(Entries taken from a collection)
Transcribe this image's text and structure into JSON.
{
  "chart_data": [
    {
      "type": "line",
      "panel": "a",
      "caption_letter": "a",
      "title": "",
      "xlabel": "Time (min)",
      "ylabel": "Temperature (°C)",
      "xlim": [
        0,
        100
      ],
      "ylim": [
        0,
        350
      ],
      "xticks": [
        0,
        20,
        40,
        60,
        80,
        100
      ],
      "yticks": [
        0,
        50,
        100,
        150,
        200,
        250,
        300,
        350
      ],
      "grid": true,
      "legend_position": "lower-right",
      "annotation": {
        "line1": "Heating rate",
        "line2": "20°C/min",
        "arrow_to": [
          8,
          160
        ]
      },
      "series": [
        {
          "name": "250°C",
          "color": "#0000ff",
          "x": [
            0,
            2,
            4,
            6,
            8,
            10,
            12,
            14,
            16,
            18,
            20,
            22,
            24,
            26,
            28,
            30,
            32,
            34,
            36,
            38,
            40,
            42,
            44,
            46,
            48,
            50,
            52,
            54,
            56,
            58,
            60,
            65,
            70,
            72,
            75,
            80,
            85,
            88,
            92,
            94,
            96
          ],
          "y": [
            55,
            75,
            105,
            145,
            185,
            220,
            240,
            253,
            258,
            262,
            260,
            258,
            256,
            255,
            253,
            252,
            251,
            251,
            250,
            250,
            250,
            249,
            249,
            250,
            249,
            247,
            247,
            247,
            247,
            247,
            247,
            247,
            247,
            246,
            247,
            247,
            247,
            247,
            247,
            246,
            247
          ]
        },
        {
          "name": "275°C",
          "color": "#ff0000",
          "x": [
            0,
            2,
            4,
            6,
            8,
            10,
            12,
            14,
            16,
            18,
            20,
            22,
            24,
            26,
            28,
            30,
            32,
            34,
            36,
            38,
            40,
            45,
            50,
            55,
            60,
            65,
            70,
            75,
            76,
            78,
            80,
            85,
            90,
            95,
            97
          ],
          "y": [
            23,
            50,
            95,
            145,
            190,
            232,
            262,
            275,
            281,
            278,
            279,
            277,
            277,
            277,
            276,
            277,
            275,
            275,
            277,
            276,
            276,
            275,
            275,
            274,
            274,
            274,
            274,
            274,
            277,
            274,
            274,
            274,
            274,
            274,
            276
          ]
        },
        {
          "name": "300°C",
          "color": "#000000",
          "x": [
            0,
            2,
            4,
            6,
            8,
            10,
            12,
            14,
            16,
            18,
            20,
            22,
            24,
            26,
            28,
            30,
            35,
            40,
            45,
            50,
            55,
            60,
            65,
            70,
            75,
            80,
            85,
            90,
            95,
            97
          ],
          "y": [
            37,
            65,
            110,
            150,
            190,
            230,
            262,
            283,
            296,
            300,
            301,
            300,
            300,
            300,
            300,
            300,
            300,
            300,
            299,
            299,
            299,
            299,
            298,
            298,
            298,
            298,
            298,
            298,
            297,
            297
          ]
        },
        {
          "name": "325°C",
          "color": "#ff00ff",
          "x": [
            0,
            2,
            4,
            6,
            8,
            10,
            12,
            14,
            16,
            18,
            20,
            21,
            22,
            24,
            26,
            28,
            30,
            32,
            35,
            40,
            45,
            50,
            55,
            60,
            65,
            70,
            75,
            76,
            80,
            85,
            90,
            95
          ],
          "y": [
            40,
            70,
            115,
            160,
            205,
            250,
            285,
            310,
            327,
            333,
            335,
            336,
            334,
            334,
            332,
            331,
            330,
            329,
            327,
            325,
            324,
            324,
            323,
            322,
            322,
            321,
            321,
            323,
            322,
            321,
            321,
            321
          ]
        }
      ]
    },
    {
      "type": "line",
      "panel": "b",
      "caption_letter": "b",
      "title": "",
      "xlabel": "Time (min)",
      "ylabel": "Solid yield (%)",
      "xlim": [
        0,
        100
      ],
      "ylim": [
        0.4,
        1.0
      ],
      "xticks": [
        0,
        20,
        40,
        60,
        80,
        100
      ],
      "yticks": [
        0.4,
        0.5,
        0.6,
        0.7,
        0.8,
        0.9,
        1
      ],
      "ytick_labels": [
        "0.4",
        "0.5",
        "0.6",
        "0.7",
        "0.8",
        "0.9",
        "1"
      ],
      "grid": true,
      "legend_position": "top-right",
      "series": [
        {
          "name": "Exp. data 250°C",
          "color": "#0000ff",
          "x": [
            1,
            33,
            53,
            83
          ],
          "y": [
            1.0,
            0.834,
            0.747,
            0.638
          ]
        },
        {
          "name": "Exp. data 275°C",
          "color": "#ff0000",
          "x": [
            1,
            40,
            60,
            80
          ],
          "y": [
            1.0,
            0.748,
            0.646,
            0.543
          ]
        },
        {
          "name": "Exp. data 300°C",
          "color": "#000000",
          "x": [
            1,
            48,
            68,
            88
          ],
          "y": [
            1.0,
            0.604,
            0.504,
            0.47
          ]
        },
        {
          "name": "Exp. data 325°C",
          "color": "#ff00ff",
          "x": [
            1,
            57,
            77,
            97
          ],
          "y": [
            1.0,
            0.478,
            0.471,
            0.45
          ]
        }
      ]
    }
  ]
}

• [Task brief]: Filter out all lines lacking the word "ylabel" and copy the rest.

• [Exercise answer]:
      "ylabel": "Temperature (°C)",
      "ylabel": "Solid yield (%)",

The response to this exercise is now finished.